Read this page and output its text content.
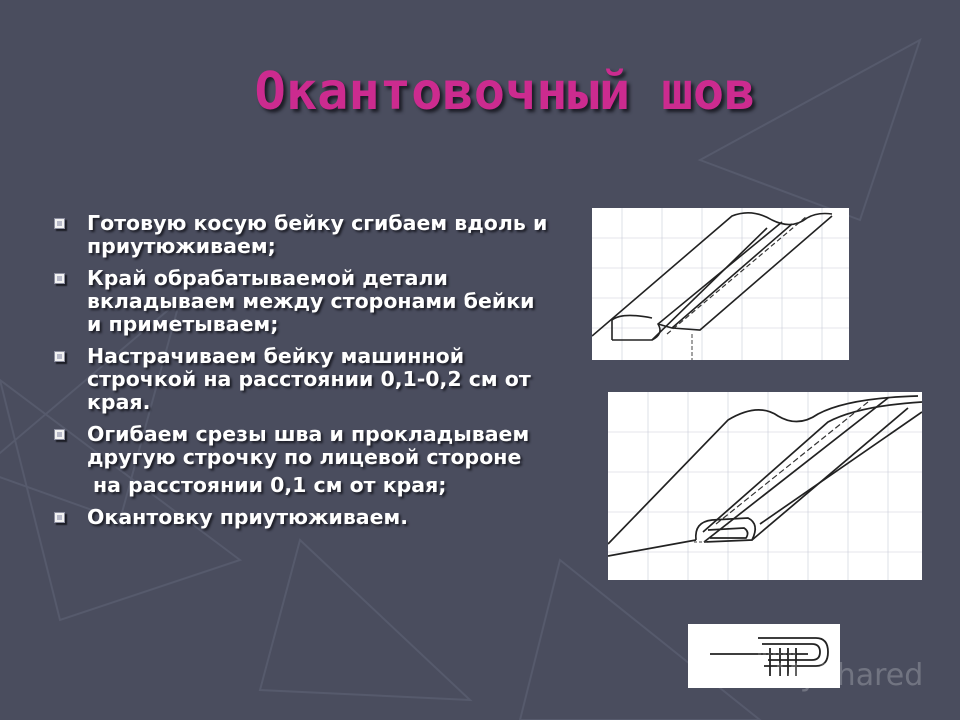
Окантовочный шов
Готовую косую бейку сгибаем вдоль и приутюживаем;
Край обрабатываемой детали вкладываем между сторонами бейки и приметываем;
Настрачиваем бейку машинной строчкой на расстоянии 0,1-0,2 см от края.
Огибаем срезы шва и прокладываем другую строчку по лицевой стороне
на расстоянии 0,1 см от края;
Окантовку приутюживаем.
MyShared
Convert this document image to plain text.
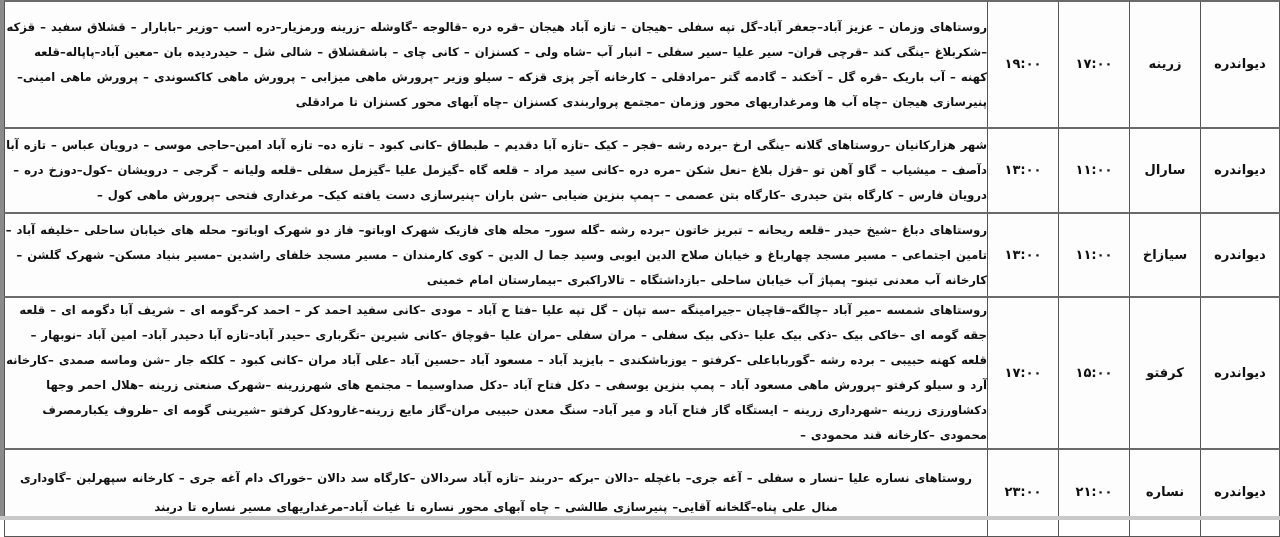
دیواندره	زرینه	۱۷:۰۰	۱۹:۰۰	روستاهای وزمان – عزیز آباد–جعفر آباد–گل تپه سفلی –هیجان – تازه آباد هیجان –قره دره –قالوجه –گاوشله –زرینه ورمزیار–دره اسب –وزیر –بابارار – قشلاق سفید – قزکه –شکربلاغ –ینگی کند –قرچی قران– سیر علیا –سیر سفلی – انبار آب –شاه ولی – کسنزان – کانی چای – باشقشلاق – شالی شل – حیدردیده بان –معین آباد–پاپاله–قلعه کهنه – آب باریک –قره گل – آخکند – گادمه گتر –مرادقلی – کارخانه آجر پزی قزکه – سیلو وزیر –پرورش ماهی میزابی – پرورش ماهی کاکسوندی – پرورش ماهی امینی– پنیرسازی هیجان –چاه آب ها ومرغداریهای محور وزمان –مجتمع پرواربندی کسنزان –چاه آبهای محور کسنزان تا مرادقلی
دیواندره	سارال	۱۱:۰۰	۱۳:۰۰	شهر هزارکانیان –روستاهای گلانه –ینگی ارخ –برده رشه –فجر – کیک –تازه آبا دقدیم – طبطاق –کانی کبود – تازه ده– تازه آباد امین–حاجی موسی – درویان عباس – تازه آبا دآصف – میشیاب – گاو آهن تو –قزل بلاغ –نعل شکن –مره دره –کانی سید مراد – قلعه گاه –گیزمل علیا –گیزمل سفلی –قلعه ولیانه – گرجی – درویشان –کول–دوزخ دره – درویان فارس – کارگاه بتن حیدری –کارگاه بتن عصمی – –پمپ بنزین ضیابی –شن باران –پنیرسازی دست یافته کیک– مرغداری فتحی –پرورش ماهی کول –
دیواندره	سیازاخ	۱۱:۰۰	۱۳:۰۰	روستاهای دباغ –شیخ حیدر –قلعه ریحانه – تبریز خاتون –برده رشه –گله سور– محله های فازیک شهرک اوباتو– فاز دو شهرک اوباتو– محله های خیابان ساحلی –خلیفه آباد –تامین اجتماعی – مسیر مسجد چهارباغ و خیابان صلاح الدین ایوبی وسید جما ل الدین – کوی کارمندان – مسیر مسجد خلفای راشدین –مسیر بنیاد مسکن– شهرک گلشن –کارخانه آب معدنی تینو– پمپاژ آب خیابان ساحلی –بازداشتگاه – تالاراکبری –بیمارستان امام خمینی
دیواندره	کرفتو	۱۵:۰۰	۱۷:۰۰	روستاهای شمسه –میر آباد –چالگه–قاچیان –جیرامینگه –سه تپان – گل تپه علیا –فتا ح آباد – مودی –کانی سفید احمد کر – احمد کر–گومه ای – شریف آبا دگومه ای – قلعه جقه گومه ای –خاکی بیک –ذکی بیک علیا –ذکی بیک سفلی – مران سفلی –مران علیا –قوچاق –کانی شیرین –تگرباری –حیدر آباد–تازه آبا دحیدر آباد– امین آباد –نوبهار – قلعه کهنه حبیبی – برده رشه –گورباباعلی –کرفتو – یوزباشکندی – بایزید آباد – مسعود آباد –حسین آباد –علی آباد مران –کانی کبود – کلکه جار –شن وماسه صمدی –کارخانه آرد و سیلو کرفتو –پرورش ماهی مسعود آباد – پمپ بنزین یوسفی – دکل فتاح آباد –دکل صداوسیما – مجتمع های شهرزرینه –شهرک صنعتی زرینه –هلال احمر وجها دکشاورزی زرینه –شهرداری زرینه – ایستگاه گاز فتاح آباد و میر آباد– سنگ معدن حبیبی مران–گاز مایع زرینه–غارودکل کرفتو –شیرینی گومه ای –ظروف یکبارمصرف محمودی –کارخانه قند محمودی –
دیواندره	نساره	۲۱:۰۰	۲۳:۰۰	روستاهای نساره علیا –نسار ه سفلی – آغه جری– باغچله –دالان –برکه –دربند –تازه آباد سردالان –کارگاه سد دالان –خوراک دام آغه جری – کارخانه سپهرلبن –گاوداری منال علی پناه–گلخانه آقایی– پنیرسازی طالشی – چاه آبهای محور نساره تا غیاث آباد–مرغداریهای مسیر نساره تا دربند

The problem: Tally every line of the data that holds the word "text" and write the count alone.

Completed task: 2